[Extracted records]
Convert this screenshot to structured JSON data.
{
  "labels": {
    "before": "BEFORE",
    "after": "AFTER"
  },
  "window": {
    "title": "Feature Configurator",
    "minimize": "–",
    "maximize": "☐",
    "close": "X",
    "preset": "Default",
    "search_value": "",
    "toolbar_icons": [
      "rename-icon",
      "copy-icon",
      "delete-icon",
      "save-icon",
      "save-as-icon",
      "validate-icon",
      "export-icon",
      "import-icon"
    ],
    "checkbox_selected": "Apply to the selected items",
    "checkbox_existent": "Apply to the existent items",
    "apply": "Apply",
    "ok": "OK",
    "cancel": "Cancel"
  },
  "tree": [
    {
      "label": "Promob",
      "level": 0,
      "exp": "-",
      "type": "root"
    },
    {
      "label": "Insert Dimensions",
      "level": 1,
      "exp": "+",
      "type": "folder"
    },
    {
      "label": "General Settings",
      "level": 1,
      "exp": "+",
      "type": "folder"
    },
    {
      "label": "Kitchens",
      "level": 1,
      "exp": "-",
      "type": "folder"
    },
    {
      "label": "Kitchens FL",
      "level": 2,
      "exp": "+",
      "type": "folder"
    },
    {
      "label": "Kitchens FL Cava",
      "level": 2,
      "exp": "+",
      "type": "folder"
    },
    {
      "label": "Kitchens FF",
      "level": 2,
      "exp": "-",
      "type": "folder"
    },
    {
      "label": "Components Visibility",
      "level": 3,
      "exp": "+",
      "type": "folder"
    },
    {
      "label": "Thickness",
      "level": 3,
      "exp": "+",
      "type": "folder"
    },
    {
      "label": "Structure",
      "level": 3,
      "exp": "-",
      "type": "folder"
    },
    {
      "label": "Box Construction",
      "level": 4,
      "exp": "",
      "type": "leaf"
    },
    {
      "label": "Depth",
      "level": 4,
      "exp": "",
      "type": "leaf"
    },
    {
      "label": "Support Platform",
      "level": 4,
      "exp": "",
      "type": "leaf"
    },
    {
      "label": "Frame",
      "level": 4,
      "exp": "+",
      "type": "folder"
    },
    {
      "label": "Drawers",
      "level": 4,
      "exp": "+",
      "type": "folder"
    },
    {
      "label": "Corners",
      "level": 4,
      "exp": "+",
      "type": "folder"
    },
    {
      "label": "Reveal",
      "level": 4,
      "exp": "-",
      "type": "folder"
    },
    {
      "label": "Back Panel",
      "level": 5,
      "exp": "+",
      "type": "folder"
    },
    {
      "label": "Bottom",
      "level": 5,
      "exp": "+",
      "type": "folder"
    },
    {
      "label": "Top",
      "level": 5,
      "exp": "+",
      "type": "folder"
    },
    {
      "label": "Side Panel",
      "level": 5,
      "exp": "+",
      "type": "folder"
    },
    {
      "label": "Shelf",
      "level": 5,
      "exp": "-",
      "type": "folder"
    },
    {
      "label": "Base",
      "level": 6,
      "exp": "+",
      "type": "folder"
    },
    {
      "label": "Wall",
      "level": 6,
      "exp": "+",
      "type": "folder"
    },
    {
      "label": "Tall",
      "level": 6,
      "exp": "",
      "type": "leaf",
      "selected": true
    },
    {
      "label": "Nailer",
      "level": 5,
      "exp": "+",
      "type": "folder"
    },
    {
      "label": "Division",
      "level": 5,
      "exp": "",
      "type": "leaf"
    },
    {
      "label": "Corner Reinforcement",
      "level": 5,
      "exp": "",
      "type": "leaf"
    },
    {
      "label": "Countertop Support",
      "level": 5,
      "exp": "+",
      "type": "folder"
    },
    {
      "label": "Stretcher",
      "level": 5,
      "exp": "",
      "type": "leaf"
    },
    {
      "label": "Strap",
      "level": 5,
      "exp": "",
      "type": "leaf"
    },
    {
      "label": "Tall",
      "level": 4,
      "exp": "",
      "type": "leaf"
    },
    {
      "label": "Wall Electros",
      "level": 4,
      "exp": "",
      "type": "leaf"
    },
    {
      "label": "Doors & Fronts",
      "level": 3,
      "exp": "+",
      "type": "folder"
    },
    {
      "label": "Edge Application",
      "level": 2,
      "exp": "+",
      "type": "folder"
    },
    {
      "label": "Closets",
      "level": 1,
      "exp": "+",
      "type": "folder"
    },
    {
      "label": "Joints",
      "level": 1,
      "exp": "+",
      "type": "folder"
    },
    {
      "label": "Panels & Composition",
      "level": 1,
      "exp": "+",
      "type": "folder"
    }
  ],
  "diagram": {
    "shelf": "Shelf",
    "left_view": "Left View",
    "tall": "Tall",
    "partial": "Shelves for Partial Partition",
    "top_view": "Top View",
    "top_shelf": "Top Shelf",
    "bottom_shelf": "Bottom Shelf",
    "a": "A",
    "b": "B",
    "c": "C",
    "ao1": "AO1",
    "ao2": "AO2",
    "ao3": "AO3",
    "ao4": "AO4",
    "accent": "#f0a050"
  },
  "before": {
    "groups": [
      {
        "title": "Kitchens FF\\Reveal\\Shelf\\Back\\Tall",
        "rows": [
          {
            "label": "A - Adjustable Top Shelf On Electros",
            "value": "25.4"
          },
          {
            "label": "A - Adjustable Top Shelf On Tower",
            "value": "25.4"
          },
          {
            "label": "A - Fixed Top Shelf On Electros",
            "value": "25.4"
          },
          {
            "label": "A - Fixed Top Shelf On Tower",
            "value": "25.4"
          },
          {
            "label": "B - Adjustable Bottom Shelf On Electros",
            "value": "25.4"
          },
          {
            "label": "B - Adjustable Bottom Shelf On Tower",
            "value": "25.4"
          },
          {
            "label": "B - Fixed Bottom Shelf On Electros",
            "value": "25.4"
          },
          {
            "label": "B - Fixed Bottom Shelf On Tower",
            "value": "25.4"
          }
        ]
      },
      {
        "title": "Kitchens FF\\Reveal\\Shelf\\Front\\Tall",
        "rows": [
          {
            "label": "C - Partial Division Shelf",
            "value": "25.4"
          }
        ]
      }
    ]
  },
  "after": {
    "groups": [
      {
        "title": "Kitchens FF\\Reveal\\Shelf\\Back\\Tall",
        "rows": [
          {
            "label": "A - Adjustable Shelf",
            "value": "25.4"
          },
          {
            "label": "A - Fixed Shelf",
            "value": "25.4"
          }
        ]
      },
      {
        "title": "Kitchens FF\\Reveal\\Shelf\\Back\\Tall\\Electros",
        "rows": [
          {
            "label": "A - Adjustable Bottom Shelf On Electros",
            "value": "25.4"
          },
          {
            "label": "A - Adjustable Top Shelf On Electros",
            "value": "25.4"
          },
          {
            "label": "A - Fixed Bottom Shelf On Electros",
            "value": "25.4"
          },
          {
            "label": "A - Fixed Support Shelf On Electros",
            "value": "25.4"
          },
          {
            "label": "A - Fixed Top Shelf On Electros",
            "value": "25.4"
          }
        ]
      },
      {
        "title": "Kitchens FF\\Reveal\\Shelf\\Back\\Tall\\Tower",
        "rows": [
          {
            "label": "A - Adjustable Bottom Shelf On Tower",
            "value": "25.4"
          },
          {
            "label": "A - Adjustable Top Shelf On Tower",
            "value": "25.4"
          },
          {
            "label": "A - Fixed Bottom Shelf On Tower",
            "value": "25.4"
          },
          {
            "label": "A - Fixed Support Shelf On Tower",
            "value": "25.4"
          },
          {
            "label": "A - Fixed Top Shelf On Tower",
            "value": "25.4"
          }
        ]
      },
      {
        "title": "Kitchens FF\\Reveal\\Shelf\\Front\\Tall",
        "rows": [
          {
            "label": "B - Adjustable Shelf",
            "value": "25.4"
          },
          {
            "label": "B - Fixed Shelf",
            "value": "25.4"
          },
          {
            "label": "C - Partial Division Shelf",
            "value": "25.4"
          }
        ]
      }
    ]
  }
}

GOAL:
Search the entries for the word "title" and copy every line that has it.

THE RESULT:
    "title": "Feature Configurator",
        "title": "Kitchens FF\\Reveal\\Shelf\\Back\\Tall",
        "title": "Kitchens FF\\Reveal\\Shelf\\Front\\Tall",
        "title": "Kitchens FF\\Reveal\\Shelf\\Back\\Tall",
        "title": "Kitchens FF\\Reveal\\Shelf\\Back\\Tall\\Electros",
        "title": "Kitchens FF\\Reveal\\Shelf\\Back\\Tall\\Tower",
        "title": "Kitchens FF\\Reveal\\Shelf\\Front\\Tall",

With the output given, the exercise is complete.